- Provided entries -

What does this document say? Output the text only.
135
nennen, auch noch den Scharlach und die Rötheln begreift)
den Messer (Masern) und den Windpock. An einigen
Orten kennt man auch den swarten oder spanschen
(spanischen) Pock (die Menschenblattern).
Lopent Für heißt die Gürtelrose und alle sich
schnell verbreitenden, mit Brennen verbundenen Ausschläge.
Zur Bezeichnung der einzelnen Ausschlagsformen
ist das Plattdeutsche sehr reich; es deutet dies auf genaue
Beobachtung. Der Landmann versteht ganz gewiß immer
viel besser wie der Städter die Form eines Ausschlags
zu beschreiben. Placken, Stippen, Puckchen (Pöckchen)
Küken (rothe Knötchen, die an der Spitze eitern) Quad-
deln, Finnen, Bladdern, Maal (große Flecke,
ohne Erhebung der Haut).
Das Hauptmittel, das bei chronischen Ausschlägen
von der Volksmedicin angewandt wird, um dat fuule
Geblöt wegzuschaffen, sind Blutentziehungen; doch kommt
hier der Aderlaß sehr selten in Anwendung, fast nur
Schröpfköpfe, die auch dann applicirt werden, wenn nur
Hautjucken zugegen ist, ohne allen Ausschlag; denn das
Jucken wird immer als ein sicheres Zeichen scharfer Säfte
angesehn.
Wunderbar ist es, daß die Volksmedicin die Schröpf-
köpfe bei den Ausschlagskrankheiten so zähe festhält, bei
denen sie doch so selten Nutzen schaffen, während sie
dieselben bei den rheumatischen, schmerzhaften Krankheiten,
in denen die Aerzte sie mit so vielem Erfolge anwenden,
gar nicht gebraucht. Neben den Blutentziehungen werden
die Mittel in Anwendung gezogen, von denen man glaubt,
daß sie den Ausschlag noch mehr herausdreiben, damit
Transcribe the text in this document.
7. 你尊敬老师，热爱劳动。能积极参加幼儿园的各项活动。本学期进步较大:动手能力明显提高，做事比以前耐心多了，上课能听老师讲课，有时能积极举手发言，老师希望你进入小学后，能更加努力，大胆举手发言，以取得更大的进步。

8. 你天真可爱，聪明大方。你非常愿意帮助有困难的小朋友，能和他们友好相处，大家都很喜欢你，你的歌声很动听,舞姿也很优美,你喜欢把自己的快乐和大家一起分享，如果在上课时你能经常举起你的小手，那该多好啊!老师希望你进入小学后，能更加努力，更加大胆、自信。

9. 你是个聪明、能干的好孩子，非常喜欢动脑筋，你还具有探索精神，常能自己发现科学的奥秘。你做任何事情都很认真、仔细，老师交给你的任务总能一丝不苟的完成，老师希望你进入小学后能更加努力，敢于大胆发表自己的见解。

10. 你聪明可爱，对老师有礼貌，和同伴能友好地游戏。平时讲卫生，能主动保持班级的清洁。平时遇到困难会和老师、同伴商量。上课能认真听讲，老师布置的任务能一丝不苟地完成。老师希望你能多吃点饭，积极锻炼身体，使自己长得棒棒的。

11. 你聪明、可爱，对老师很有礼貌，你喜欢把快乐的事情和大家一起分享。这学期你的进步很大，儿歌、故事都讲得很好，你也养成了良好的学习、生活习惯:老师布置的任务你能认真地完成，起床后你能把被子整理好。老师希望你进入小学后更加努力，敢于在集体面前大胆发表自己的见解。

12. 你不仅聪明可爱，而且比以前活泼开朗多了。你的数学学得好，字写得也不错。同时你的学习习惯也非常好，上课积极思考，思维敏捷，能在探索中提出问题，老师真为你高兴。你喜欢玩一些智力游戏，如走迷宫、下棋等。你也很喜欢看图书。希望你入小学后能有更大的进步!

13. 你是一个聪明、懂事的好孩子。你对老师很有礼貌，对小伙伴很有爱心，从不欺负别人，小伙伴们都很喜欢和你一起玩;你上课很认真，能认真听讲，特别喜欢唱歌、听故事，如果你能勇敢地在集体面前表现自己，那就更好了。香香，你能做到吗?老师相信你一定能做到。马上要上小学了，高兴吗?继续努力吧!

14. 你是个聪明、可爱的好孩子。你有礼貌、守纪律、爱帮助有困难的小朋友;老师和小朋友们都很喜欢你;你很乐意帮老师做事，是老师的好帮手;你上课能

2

- Aim of the task -
Among the records above, find each line holding the string "document" and pull it out.

- Response for this exercise -
What does this document say? Output the text only.
Transcribe the text in this document.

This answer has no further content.